List all lines of the data containing the word "United".

Record list start

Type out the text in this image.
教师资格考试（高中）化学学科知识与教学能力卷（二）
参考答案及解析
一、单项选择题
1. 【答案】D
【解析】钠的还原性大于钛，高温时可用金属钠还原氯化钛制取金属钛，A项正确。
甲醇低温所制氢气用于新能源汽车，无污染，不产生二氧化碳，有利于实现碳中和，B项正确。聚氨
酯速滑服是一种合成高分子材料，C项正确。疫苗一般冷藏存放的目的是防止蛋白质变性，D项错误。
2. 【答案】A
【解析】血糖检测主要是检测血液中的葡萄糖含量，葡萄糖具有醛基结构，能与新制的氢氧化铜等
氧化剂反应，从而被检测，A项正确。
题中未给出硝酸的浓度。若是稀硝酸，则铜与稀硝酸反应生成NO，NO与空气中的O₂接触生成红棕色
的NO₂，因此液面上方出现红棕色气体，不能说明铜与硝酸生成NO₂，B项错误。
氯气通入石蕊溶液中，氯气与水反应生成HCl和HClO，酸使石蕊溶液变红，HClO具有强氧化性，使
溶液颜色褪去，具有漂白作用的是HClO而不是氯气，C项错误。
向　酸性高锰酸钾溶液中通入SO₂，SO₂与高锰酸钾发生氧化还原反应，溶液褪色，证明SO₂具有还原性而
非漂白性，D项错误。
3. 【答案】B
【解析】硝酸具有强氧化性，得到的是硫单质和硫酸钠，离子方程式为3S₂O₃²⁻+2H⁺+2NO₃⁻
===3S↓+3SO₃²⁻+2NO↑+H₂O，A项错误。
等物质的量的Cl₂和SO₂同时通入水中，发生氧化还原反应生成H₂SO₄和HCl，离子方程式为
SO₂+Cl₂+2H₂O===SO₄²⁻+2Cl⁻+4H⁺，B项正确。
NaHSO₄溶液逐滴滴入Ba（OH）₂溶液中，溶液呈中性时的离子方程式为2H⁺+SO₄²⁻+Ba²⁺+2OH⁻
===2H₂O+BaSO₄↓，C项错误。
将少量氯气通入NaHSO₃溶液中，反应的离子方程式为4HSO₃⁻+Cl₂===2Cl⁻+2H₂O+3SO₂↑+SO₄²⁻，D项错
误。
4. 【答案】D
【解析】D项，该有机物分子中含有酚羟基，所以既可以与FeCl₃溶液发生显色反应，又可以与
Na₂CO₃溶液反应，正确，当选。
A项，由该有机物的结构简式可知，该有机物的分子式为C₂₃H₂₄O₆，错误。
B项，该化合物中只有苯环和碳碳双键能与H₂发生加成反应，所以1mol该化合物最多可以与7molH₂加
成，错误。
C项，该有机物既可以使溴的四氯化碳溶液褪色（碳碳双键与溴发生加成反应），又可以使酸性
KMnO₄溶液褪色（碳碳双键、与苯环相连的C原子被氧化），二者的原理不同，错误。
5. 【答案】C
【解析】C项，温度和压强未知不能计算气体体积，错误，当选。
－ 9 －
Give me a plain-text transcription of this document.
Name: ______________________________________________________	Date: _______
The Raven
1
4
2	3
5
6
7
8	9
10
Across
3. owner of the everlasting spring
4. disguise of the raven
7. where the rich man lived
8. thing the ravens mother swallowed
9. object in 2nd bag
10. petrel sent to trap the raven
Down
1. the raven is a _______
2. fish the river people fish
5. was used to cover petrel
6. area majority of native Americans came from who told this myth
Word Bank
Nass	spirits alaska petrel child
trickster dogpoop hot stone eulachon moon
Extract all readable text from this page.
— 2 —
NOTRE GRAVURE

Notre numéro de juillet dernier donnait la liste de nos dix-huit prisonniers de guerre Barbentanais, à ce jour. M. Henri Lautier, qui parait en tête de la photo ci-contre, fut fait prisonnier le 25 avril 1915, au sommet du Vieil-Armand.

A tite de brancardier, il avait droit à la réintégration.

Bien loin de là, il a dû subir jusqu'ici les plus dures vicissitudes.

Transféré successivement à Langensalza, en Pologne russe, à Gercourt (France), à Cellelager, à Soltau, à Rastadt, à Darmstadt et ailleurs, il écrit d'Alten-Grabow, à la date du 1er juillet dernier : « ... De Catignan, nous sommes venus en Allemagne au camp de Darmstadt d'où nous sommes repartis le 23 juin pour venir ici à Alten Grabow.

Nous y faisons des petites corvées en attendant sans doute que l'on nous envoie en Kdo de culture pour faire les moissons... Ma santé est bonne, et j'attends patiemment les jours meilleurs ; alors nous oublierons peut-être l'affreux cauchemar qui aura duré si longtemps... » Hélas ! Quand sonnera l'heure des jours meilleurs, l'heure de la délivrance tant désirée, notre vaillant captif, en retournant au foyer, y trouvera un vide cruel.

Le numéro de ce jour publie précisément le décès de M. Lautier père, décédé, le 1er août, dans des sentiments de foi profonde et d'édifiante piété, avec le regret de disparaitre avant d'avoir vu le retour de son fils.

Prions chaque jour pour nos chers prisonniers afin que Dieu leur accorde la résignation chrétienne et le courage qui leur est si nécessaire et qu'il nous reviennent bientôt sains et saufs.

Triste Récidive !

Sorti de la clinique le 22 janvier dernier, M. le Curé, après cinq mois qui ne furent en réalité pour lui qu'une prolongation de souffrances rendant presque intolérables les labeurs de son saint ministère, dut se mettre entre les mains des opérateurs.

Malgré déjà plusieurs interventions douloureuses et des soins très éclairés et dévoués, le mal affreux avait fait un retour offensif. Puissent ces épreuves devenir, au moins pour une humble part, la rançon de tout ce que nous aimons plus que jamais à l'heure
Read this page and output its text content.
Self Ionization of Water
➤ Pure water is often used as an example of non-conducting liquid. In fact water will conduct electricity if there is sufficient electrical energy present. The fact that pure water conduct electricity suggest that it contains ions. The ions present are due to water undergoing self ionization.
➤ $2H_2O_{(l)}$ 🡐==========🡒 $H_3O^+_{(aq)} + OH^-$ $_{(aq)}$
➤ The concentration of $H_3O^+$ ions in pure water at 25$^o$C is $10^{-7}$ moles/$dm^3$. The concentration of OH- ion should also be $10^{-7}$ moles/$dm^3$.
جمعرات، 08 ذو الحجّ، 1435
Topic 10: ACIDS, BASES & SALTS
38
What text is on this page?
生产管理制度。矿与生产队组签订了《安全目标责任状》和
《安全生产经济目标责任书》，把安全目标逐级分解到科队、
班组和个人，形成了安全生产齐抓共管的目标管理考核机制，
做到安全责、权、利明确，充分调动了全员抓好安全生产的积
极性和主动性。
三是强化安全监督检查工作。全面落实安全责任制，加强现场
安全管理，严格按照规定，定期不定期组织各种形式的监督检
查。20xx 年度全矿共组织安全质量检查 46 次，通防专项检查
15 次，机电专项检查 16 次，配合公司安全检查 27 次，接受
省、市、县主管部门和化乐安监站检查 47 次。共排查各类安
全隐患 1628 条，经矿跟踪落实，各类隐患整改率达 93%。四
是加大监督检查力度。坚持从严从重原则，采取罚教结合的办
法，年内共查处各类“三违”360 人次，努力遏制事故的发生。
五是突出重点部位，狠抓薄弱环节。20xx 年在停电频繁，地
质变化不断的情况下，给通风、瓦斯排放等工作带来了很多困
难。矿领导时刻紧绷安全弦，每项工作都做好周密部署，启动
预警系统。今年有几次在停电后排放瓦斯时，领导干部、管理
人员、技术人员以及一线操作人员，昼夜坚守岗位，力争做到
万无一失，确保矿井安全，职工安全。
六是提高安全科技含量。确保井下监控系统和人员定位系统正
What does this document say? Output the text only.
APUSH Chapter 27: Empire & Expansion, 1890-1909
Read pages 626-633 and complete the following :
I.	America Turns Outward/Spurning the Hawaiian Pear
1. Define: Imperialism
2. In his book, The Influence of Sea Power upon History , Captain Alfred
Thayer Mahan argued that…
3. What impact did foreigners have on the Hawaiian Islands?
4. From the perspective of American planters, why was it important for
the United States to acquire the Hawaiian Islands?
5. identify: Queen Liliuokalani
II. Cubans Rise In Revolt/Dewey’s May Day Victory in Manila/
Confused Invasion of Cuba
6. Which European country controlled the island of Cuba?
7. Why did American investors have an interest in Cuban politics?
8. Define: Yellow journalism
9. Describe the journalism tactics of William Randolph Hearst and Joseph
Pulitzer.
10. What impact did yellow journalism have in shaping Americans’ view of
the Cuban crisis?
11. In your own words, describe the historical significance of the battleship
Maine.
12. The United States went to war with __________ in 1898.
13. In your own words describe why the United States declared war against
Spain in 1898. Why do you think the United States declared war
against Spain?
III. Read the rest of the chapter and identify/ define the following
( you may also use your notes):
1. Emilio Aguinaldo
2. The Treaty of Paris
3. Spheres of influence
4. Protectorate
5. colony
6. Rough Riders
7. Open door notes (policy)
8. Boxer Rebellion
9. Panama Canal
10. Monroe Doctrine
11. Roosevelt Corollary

Record list end

• Solved exercise
the United States to acquire the Hawaiian Islands?
12. The United States went to war with __________ in 1898.
13. In your own words describe why the United States declared war against
Spain in 1898. Why do you think the United States declared war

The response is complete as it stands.